Records from a data collection:
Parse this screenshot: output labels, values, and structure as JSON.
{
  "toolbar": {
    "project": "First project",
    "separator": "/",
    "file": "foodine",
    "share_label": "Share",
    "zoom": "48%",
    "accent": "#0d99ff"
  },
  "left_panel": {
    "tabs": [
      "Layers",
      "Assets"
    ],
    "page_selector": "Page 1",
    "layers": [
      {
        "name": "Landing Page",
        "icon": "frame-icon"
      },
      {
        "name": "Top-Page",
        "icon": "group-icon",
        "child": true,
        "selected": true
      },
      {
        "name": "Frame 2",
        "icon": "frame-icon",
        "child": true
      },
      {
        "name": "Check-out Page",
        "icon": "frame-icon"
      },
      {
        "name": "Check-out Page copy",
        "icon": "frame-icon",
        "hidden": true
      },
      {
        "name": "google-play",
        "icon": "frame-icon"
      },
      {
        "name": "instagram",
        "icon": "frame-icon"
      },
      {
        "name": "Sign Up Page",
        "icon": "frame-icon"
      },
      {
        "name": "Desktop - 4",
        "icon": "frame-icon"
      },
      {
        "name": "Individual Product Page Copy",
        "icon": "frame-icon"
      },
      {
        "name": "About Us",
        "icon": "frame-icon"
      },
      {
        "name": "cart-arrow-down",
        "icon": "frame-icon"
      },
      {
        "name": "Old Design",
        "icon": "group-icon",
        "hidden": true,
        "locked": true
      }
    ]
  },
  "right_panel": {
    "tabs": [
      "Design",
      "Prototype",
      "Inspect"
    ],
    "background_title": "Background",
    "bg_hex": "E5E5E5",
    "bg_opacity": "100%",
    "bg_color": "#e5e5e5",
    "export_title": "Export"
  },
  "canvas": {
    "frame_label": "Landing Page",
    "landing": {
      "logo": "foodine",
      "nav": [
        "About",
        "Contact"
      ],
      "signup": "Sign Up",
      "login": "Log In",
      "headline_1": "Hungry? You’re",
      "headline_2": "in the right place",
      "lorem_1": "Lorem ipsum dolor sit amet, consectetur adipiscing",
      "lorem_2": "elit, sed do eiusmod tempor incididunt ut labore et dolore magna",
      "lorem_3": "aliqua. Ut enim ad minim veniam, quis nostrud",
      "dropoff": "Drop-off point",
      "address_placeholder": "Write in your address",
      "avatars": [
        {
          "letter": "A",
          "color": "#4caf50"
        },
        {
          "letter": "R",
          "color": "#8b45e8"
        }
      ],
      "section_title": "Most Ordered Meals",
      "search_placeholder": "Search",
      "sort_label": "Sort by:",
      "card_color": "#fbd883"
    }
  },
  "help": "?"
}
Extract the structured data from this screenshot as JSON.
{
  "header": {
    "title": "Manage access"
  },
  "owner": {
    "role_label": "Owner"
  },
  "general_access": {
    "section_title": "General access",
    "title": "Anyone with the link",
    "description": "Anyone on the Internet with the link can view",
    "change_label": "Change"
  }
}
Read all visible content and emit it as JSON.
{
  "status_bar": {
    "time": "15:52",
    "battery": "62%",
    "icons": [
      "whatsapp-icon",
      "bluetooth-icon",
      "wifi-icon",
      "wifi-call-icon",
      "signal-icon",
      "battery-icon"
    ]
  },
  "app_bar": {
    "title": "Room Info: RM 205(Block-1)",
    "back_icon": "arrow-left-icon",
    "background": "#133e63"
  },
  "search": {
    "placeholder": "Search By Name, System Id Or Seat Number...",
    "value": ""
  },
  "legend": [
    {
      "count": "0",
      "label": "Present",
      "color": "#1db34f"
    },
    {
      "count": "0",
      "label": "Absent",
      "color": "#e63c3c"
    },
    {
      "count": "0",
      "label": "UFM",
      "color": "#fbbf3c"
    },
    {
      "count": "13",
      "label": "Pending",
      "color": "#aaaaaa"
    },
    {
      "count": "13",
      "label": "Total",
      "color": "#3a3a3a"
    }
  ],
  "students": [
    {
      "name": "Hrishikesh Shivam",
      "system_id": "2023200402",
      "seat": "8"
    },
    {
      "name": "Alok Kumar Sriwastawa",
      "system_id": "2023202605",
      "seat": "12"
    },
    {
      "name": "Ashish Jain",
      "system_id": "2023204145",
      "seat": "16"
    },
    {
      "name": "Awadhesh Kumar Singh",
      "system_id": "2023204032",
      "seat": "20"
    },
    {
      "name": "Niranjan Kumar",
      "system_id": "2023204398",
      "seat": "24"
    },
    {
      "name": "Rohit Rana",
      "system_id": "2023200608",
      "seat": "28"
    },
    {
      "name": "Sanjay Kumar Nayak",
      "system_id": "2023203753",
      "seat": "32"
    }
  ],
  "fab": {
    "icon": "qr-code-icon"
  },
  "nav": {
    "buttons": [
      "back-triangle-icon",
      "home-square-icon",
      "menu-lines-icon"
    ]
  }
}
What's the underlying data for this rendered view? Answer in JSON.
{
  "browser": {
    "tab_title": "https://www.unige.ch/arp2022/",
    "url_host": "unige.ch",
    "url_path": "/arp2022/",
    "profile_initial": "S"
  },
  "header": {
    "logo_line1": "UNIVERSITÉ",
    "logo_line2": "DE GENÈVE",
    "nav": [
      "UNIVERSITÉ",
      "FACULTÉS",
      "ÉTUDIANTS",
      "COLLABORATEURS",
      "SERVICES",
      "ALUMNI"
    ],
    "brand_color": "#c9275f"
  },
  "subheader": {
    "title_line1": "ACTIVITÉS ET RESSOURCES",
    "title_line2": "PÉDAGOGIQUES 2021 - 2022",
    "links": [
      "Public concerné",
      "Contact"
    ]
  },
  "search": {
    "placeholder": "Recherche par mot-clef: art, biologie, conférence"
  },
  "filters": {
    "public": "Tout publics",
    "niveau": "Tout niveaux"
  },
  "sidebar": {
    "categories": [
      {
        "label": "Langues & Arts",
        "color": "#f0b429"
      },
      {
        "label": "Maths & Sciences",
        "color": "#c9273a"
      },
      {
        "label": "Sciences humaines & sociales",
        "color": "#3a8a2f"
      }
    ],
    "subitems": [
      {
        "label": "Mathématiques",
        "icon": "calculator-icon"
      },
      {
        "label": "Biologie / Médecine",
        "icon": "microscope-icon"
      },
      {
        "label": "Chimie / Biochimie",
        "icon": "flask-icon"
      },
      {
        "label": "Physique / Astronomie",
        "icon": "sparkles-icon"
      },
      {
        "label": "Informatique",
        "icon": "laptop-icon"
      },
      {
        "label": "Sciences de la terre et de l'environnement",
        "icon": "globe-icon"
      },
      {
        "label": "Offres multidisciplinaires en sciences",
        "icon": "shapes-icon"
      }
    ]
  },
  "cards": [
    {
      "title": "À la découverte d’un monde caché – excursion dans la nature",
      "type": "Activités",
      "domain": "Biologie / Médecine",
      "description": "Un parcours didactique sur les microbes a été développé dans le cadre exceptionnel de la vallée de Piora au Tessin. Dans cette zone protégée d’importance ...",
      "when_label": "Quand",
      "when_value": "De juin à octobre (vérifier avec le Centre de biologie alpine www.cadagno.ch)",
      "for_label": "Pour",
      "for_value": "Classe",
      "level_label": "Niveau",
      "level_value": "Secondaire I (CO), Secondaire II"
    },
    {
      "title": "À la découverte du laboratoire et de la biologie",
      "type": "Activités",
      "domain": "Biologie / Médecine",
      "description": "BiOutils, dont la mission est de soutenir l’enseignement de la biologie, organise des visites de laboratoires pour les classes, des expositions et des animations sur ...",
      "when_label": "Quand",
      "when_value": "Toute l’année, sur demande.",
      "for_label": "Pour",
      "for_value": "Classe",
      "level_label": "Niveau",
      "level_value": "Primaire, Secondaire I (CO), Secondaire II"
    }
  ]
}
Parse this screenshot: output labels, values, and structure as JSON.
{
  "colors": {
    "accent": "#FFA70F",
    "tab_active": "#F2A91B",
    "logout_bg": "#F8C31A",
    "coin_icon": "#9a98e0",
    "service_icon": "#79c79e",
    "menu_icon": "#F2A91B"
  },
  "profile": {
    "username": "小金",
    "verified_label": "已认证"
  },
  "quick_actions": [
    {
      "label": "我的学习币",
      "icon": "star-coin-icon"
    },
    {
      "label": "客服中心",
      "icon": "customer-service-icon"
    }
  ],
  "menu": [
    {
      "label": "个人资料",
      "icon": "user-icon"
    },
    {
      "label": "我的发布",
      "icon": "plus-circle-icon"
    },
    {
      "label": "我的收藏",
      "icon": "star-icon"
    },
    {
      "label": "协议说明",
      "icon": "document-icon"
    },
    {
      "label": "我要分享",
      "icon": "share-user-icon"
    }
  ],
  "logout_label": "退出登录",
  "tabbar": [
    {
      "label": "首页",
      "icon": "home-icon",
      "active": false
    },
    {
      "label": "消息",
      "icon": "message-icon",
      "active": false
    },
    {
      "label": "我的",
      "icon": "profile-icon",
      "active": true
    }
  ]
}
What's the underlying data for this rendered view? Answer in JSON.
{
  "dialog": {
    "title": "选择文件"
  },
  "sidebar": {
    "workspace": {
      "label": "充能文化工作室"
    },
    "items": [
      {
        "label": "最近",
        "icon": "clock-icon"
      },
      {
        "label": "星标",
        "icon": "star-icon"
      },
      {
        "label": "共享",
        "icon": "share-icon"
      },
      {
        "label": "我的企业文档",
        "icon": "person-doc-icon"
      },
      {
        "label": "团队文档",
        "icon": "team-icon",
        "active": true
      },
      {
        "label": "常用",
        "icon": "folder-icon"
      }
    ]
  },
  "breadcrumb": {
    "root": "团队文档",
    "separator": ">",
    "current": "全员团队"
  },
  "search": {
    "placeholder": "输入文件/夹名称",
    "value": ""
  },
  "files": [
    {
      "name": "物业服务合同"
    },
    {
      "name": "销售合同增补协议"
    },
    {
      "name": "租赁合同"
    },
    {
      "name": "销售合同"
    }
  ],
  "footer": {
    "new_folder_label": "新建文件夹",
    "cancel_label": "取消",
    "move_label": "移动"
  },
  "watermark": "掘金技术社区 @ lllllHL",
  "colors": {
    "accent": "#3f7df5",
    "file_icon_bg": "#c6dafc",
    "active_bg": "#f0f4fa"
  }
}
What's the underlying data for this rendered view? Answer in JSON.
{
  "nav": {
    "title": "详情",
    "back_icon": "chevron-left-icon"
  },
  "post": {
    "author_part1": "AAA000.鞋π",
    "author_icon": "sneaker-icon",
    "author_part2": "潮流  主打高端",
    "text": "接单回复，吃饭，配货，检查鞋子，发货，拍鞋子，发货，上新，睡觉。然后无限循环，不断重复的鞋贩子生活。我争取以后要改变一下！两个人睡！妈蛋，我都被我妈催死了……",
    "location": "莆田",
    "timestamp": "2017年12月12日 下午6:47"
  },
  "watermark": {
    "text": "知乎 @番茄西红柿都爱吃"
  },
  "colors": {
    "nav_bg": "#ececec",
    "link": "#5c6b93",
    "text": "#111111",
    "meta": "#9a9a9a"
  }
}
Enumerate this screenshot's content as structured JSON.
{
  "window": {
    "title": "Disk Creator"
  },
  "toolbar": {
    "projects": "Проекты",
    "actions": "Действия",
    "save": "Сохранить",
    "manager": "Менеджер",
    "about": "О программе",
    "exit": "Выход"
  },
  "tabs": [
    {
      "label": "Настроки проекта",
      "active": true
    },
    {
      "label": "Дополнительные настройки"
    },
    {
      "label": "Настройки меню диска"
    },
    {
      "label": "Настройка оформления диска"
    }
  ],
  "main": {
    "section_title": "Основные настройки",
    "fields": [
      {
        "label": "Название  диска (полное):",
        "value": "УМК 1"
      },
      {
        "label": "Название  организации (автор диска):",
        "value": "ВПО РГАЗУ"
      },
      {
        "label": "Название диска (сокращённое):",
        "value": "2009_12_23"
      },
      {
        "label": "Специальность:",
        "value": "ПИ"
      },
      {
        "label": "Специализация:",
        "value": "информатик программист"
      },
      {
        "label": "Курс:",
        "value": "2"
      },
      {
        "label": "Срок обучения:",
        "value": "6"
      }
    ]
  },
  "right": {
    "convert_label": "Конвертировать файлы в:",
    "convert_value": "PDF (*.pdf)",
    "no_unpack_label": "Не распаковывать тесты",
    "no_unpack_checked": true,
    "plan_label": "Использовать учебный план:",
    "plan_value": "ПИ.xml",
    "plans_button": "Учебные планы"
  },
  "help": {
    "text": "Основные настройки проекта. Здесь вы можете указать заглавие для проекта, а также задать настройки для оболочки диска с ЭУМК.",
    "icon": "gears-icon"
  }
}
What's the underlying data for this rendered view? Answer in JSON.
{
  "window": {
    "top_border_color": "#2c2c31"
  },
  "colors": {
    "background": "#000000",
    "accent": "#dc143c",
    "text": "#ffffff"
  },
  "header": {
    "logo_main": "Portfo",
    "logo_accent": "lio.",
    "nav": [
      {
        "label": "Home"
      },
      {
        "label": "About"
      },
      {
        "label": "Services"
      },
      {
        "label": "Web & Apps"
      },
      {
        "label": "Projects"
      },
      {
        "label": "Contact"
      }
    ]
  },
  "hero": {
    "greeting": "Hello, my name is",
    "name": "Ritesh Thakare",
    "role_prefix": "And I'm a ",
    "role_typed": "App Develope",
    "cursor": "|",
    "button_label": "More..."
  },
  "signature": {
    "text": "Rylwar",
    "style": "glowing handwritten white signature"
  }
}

### Aim
Take every line from the data above that holds "screenshot" and copy it out.

### Output for this task
Parse this screenshot: output labels, values, and structure as JSON.
Extract the structured data from this screenshot as JSON.
Parse this screenshot: output labels, values, and structure as JSON.
Enumerate this screenshot's content as structured JSON.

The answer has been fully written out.